- [WORK INSTRUCTIONS]:
Find and copy every line in the records that includes the string "Noodle".

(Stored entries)
[BEGIN]
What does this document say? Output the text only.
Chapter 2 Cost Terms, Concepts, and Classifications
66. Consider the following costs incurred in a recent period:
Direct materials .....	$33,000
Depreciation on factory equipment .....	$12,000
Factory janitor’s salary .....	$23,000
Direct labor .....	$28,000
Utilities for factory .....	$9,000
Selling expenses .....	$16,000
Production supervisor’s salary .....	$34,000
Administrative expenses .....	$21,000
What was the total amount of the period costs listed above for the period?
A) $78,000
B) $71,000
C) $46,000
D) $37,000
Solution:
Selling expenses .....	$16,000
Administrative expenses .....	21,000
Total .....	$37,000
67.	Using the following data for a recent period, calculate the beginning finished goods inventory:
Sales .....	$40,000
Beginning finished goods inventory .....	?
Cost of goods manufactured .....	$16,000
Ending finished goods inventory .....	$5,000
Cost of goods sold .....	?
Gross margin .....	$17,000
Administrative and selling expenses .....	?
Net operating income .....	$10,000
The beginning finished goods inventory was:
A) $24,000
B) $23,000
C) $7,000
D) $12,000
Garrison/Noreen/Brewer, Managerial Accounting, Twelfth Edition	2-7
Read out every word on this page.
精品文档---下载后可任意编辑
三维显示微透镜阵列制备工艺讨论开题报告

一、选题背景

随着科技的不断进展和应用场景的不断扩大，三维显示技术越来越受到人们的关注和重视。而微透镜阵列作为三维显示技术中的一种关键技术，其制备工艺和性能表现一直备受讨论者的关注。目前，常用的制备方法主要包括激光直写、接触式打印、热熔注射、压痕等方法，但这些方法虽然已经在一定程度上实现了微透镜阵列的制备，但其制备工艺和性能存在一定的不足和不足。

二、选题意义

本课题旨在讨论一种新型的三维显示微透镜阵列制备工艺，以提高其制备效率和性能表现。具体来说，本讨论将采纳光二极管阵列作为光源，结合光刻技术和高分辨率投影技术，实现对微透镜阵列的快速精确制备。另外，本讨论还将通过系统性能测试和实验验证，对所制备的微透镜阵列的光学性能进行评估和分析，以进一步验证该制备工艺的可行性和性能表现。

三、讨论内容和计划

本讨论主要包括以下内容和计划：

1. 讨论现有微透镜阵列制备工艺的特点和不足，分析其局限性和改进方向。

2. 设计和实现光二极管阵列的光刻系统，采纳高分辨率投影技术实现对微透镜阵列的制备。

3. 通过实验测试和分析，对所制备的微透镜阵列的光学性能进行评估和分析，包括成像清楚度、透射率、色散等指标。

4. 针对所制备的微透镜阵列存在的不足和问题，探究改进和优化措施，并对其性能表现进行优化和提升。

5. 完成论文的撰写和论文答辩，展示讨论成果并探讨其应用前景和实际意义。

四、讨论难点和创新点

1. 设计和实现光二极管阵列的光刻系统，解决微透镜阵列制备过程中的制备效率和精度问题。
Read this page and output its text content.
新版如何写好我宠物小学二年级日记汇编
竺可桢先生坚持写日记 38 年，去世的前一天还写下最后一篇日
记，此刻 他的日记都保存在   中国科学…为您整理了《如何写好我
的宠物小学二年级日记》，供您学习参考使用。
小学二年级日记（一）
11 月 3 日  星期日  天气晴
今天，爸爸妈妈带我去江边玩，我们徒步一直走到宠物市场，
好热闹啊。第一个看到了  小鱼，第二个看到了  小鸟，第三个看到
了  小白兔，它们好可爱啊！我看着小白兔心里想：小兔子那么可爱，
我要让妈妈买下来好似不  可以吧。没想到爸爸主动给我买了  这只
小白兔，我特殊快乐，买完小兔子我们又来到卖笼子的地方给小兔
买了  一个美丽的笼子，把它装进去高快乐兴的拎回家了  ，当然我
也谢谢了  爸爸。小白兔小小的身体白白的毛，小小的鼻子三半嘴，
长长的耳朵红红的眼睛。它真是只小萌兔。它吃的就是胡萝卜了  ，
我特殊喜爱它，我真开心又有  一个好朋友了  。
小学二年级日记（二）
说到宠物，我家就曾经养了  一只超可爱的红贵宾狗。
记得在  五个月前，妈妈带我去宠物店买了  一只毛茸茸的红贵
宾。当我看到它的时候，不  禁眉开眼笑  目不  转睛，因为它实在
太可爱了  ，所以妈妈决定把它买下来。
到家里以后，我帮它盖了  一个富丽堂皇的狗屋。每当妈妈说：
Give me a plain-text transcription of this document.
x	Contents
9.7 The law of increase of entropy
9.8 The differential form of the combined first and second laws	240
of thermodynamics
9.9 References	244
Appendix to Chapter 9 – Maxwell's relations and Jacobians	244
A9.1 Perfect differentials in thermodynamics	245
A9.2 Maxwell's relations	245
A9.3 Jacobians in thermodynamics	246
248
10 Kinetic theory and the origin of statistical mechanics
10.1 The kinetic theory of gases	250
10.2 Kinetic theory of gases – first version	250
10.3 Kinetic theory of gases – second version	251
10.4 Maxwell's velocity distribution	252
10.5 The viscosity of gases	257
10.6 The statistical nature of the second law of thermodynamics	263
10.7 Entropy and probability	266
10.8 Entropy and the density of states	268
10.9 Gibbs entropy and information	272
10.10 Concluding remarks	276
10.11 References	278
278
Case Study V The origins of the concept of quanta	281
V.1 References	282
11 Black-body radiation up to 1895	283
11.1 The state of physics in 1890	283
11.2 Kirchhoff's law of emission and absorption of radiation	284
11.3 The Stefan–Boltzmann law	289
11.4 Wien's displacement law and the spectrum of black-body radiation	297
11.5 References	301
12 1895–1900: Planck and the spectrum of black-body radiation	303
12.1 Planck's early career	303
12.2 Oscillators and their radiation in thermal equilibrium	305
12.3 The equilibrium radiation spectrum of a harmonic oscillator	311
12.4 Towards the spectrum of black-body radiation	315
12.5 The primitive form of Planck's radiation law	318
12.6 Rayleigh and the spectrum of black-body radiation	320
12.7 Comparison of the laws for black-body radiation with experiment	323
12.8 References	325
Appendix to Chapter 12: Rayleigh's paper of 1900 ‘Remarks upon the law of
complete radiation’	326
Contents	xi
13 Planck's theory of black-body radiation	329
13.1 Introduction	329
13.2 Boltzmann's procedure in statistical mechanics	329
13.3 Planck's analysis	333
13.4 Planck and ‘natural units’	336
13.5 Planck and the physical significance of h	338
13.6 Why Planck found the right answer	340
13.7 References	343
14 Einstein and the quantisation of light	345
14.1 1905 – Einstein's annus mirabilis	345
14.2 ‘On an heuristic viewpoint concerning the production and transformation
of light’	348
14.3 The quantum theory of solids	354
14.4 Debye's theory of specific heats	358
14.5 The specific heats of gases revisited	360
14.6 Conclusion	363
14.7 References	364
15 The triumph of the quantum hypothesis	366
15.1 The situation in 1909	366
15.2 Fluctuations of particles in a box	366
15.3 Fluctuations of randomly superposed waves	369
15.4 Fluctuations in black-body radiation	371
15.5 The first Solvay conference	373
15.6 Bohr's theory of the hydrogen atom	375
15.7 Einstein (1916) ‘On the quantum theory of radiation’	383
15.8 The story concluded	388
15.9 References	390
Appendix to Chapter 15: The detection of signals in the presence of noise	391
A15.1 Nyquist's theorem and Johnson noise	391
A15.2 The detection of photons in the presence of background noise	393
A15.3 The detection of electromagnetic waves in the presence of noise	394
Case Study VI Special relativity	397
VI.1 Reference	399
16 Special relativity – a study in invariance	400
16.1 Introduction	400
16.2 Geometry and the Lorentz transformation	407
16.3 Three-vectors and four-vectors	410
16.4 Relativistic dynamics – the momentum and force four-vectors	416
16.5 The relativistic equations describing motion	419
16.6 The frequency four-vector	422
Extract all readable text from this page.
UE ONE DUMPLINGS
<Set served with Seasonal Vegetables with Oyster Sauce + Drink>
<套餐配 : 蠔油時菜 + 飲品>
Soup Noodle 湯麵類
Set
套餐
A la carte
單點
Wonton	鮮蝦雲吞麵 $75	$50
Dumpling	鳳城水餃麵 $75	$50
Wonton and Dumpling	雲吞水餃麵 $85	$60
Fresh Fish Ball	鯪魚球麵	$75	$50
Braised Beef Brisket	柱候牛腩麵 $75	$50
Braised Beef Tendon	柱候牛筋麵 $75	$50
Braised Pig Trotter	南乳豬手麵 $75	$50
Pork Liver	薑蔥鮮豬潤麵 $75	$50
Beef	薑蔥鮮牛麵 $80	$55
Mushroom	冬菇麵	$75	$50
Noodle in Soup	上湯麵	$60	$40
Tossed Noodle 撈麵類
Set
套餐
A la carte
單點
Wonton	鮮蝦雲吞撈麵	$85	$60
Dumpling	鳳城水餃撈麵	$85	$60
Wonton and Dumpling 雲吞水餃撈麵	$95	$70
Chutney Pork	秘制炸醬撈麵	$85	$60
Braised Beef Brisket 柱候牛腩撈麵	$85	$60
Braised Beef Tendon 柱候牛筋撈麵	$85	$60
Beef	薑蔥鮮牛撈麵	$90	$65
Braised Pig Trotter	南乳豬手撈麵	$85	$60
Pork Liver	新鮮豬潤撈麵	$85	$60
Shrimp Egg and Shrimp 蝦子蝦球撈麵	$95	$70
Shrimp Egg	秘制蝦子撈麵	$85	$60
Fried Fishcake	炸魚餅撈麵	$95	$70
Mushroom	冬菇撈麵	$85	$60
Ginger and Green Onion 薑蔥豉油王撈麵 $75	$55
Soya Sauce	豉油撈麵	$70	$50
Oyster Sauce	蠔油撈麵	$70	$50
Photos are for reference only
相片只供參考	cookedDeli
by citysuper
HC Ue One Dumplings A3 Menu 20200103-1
[END]
- [RESULT]:
Soup Noodle 湯麵類
Noodle in Soup	上湯麵	$60	$40
Tossed Noodle 撈麵類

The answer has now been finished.